Saved data entries
* * *

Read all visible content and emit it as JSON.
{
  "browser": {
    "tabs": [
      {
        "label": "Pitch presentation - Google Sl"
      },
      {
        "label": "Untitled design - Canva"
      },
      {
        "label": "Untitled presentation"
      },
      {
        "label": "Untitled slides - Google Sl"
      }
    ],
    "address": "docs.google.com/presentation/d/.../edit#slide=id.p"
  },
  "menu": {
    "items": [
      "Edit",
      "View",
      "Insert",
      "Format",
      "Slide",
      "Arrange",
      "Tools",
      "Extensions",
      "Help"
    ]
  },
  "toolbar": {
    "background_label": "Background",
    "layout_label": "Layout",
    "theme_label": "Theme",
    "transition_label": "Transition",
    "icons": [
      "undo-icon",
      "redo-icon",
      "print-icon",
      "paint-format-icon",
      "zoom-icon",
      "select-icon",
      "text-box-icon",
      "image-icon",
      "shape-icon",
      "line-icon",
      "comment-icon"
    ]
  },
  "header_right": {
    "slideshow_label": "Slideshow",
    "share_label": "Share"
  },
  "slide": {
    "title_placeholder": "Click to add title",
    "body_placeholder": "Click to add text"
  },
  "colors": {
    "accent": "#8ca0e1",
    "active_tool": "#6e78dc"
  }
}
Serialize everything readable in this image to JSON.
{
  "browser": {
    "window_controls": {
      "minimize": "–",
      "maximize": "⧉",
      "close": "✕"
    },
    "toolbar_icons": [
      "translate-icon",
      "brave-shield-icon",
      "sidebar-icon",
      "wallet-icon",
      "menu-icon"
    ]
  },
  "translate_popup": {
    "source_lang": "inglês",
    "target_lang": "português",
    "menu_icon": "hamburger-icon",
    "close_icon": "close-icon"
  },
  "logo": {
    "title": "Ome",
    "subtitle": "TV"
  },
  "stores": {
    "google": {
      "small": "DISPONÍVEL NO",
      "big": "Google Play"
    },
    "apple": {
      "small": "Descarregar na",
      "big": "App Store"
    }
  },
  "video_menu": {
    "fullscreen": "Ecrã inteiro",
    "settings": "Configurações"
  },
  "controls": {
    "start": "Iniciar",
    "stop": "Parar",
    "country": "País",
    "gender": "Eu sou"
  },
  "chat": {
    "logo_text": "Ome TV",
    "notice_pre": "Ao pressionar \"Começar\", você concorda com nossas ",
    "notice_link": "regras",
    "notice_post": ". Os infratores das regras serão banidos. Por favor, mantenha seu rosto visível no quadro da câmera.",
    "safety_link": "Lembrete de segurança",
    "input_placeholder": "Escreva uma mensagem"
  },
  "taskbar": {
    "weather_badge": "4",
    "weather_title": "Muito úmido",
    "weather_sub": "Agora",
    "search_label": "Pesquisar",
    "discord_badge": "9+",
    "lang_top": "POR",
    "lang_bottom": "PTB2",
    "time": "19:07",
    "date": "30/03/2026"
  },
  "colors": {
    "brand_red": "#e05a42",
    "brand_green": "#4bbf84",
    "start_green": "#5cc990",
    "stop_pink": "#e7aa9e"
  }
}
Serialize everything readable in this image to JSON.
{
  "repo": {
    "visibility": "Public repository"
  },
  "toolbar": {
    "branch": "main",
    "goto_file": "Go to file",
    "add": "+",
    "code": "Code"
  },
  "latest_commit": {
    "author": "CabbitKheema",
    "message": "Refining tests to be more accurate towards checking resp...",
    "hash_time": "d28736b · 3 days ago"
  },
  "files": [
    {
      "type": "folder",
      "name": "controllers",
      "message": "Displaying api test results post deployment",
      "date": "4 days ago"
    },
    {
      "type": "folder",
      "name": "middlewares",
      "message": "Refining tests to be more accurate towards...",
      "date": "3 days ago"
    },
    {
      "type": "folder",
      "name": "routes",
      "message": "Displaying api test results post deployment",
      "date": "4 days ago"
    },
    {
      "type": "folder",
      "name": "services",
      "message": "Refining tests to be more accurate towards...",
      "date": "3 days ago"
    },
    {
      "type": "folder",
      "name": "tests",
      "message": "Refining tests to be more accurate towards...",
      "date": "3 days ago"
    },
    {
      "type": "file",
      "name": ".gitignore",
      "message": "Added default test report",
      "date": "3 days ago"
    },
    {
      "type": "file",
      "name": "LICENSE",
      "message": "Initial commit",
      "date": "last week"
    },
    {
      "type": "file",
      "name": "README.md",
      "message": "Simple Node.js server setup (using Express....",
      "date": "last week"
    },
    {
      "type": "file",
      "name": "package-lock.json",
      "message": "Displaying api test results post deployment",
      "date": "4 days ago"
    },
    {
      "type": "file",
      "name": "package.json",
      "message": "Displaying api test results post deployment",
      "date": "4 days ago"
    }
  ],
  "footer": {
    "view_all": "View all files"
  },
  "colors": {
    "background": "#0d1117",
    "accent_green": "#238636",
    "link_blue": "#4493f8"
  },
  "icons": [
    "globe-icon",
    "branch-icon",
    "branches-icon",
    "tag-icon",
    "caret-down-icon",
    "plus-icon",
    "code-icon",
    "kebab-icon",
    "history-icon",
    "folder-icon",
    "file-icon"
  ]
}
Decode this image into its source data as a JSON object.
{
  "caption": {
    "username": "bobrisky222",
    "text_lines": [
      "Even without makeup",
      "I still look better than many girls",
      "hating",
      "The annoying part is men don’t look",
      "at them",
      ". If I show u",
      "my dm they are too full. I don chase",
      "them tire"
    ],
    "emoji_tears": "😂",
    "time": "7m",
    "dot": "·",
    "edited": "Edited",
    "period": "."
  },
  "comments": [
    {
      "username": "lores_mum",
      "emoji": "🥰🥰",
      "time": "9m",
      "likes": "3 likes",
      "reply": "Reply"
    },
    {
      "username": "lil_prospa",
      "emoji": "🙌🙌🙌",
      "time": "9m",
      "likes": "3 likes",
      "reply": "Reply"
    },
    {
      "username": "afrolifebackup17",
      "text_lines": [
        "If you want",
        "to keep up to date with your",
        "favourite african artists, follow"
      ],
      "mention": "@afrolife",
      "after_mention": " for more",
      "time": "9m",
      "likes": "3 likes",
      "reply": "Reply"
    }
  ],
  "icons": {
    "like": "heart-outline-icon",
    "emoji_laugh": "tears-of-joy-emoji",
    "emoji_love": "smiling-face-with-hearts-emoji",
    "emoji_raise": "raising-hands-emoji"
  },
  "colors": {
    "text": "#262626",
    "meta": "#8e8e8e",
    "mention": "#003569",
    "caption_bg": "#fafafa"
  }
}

* * *

Type out the full listing again, exactly as given.

Read all visible content and emit it as JSON.
{
  "browser": {
    "tabs": [
      {
        "label": "Pitch presentation - Google Sl"
      },
      {
        "label": "Untitled design - Canva"
      },
      {
        "label": "Untitled presentation"
      },
      {
        "label": "Untitled slides - Google Sl"
      }
    ],
    "address": "docs.google.com/presentation/d/.../edit#slide=id.p"
  },
  "menu": {
    "items": [
      "Edit",
      "View",
      "Insert",
      "Format",
      "Slide",
      "Arrange",
      "Tools",
      "Extensions",
      "Help"
    ]
  },
  "toolbar": {
    "background_label": "Background",
    "layout_label": "Layout",
    "theme_label": "Theme",
    "transition_label": "Transition",
    "icons": [
      "undo-icon",
      "redo-icon",
      "print-icon",
      "paint-format-icon",
      "zoom-icon",
      "select-icon",
      "text-box-icon",
      "image-icon",
      "shape-icon",
      "line-icon",
      "comment-icon"
    ]
  },
  "header_right": {
    "slideshow_label": "Slideshow",
    "share_label": "Share"
  },
  "slide": {
    "title_placeholder": "Click to add title",
    "body_placeholder": "Click to add text"
  },
  "colors": {
    "accent": "#8ca0e1",
    "active_tool": "#6e78dc"
  }
}
Serialize everything readable in this image to JSON.
{
  "browser": {
    "window_controls": {
      "minimize": "–",
      "maximize": "⧉",
      "close": "✕"
    },
    "toolbar_icons": [
      "translate-icon",
      "brave-shield-icon",
      "sidebar-icon",
      "wallet-icon",
      "menu-icon"
    ]
  },
  "translate_popup": {
    "source_lang": "inglês",
    "target_lang": "português",
    "menu_icon": "hamburger-icon",
    "close_icon": "close-icon"
  },
  "logo": {
    "title": "Ome",
    "subtitle": "TV"
  },
  "stores": {
    "google": {
      "small": "DISPONÍVEL NO",
      "big": "Google Play"
    },
    "apple": {
      "small": "Descarregar na",
      "big": "App Store"
    }
  },
  "video_menu": {
    "fullscreen": "Ecrã inteiro",
    "settings": "Configurações"
  },
  "controls": {
    "start": "Iniciar",
    "stop": "Parar",
    "country": "País",
    "gender": "Eu sou"
  },
  "chat": {
    "logo_text": "Ome TV",
    "notice_pre": "Ao pressionar \"Começar\", você concorda com nossas ",
    "notice_link": "regras",
    "notice_post": ". Os infratores das regras serão banidos. Por favor, mantenha seu rosto visível no quadro da câmera.",
    "safety_link": "Lembrete de segurança",
    "input_placeholder": "Escreva uma mensagem"
  },
  "taskbar": {
    "weather_badge": "4",
    "weather_title": "Muito úmido",
    "weather_sub": "Agora",
    "search_label": "Pesquisar",
    "discord_badge": "9+",
    "lang_top": "POR",
    "lang_bottom": "PTB2",
    "time": "19:07",
    "date": "30/03/2026"
  },
  "colors": {
    "brand_red": "#e05a42",
    "brand_green": "#4bbf84",
    "start_green": "#5cc990",
    "stop_pink": "#e7aa9e"
  }
}
Serialize everything readable in this image to JSON.
{
  "repo": {
    "visibility": "Public repository"
  },
  "toolbar": {
    "branch": "main",
    "goto_file": "Go to file",
    "add": "+",
    "code": "Code"
  },
  "latest_commit": {
    "author": "CabbitKheema",
    "message": "Refining tests to be more accurate towards checking resp...",
    "hash_time": "d28736b · 3 days ago"
  },
  "files": [
    {
      "type": "folder",
      "name": "controllers",
      "message": "Displaying api test results post deployment",
      "date": "4 days ago"
    },
    {
      "type": "folder",
      "name": "middlewares",
      "message": "Refining tests to be more accurate towards...",
      "date": "3 days ago"
    },
    {
      "type": "folder",
      "name": "routes",
      "message": "Displaying api test results post deployment",
      "date": "4 days ago"
    },
    {
      "type": "folder",
      "name": "services",
      "message": "Refining tests to be more accurate towards...",
      "date": "3 days ago"
    },
    {
      "type": "folder",
      "name": "tests",
      "message": "Refining tests to be more accurate towards...",
      "date": "3 days ago"
    },
    {
      "type": "file",
      "name": ".gitignore",
      "message": "Added default test report",
      "date": "3 days ago"
    },
    {
      "type": "file",
      "name": "LICENSE",
      "message": "Initial commit",
      "date": "last week"
    },
    {
      "type": "file",
      "name": "README.md",
      "message": "Simple Node.js server setup (using Express....",
      "date": "last week"
    },
    {
      "type": "file",
      "name": "package-lock.json",
      "message": "Displaying api test results post deployment",
      "date": "4 days ago"
    },
    {
      "type": "file",
      "name": "package.json",
      "message": "Displaying api test results post deployment",
      "date": "4 days ago"
    }
  ],
  "footer": {
    "view_all": "View all files"
  },
  "colors": {
    "background": "#0d1117",
    "accent_green": "#238636",
    "link_blue": "#4493f8"
  },
  "icons": [
    "globe-icon",
    "branch-icon",
    "branches-icon",
    "tag-icon",
    "caret-down-icon",
    "plus-icon",
    "code-icon",
    "kebab-icon",
    "history-icon",
    "folder-icon",
    "file-icon"
  ]
}
Decode this image into its source data as a JSON object.
{
  "caption": {
    "username": "bobrisky222",
    "text_lines": [
      "Even without makeup",
      "I still look better than many girls",
      "hating",
      "The annoying part is men don’t look",
      "at them",
      ". If I show u",
      "my dm they are too full. I don chase",
      "them tire"
    ],
    "emoji_tears": "😂",
    "time": "7m",
    "dot": "·",
    "edited": "Edited",
    "period": "."
  },
  "comments": [
    {
      "username": "lores_mum",
      "emoji": "🥰🥰",
      "time": "9m",
      "likes": "3 likes",
      "reply": "Reply"
    },
    {
      "username": "lil_prospa",
      "emoji": "🙌🙌🙌",
      "time": "9m",
      "likes": "3 likes",
      "reply": "Reply"
    },
    {
      "username": "afrolifebackup17",
      "text_lines": [
        "If you want",
        "to keep up to date with your",
        "favourite african artists, follow"
      ],
      "mention": "@afrolife",
      "after_mention": " for more",
      "time": "9m",
      "likes": "3 likes",
      "reply": "Reply"
    }
  ],
  "icons": {
    "like": "heart-outline-icon",
    "emoji_laugh": "tears-of-joy-emoji",
    "emoji_love": "smiling-face-with-hearts-emoji",
    "emoji_raise": "raising-hands-emoji"
  },
  "colors": {
    "text": "#262626",
    "meta": "#8e8e8e",
    "mention": "#003569",
    "caption_bg": "#fafafa"
  }
}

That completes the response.